<<<<

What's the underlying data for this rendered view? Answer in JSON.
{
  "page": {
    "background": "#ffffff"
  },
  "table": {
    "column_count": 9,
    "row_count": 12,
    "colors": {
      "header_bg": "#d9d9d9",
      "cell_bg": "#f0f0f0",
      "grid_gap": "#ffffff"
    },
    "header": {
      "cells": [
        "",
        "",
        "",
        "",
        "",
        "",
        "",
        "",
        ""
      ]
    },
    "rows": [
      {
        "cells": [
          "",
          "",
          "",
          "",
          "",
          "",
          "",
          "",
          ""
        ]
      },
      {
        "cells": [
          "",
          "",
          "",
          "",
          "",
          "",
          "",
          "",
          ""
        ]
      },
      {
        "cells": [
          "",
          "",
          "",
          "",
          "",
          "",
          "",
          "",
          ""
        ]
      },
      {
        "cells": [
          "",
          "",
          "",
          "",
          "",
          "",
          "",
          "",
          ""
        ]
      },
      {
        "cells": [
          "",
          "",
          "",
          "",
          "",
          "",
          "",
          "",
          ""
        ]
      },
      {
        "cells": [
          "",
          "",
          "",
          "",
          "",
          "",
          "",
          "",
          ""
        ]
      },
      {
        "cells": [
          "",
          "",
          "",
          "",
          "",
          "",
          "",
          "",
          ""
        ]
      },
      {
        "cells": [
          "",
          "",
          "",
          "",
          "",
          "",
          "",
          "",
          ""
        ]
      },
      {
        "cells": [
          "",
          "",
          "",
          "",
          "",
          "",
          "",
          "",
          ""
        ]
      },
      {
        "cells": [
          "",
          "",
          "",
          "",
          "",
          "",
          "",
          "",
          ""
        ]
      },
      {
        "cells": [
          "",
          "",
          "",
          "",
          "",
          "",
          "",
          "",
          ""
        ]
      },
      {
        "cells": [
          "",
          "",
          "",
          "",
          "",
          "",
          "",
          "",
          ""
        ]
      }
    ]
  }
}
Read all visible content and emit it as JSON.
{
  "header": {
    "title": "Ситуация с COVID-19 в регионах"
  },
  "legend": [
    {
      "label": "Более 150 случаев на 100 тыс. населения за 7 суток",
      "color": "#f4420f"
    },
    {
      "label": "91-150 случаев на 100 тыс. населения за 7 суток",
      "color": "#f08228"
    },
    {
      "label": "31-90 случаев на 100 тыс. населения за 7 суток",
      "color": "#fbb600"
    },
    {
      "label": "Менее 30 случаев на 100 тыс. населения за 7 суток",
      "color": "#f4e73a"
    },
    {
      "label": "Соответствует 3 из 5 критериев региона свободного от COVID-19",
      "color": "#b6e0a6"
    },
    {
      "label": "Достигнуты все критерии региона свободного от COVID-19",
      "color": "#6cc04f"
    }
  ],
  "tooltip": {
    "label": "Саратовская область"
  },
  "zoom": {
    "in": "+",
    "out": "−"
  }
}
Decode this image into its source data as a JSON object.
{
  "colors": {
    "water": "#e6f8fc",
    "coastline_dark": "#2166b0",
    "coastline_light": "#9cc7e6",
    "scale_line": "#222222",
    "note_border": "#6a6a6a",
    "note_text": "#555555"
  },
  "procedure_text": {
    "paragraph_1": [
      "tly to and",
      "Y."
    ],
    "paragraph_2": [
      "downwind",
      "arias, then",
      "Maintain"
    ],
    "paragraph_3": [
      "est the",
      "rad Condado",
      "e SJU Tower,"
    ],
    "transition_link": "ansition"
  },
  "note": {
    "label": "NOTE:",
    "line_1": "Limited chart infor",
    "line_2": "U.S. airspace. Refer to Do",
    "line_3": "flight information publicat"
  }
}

>>>>

### Task brief
Reproduce only those lines of the entries above that run from the line with "Decode this image" to the final line.

### Response to this task
Decode this image into its source data as a JSON object.
{
  "colors": {
    "water": "#e6f8fc",
    "coastline_dark": "#2166b0",
    "coastline_light": "#9cc7e6",
    "scale_line": "#222222",
    "note_border": "#6a6a6a",
    "note_text": "#555555"
  },
  "procedure_text": {
    "paragraph_1": [
      "tly to and",
      "Y."
    ],
    "paragraph_2": [
      "downwind",
      "arias, then",
      "Maintain"
    ],
    "paragraph_3": [
      "est the",
      "rad Condado",
      "e SJU Tower,"
    ],
    "transition_link": "ansition"
  },
  "note": {
    "label": "NOTE:",
    "line_1": "Limited chart infor",
    "line_2": "U.S. airspace. Refer to Do",
    "line_3": "flight information publicat"
  }
}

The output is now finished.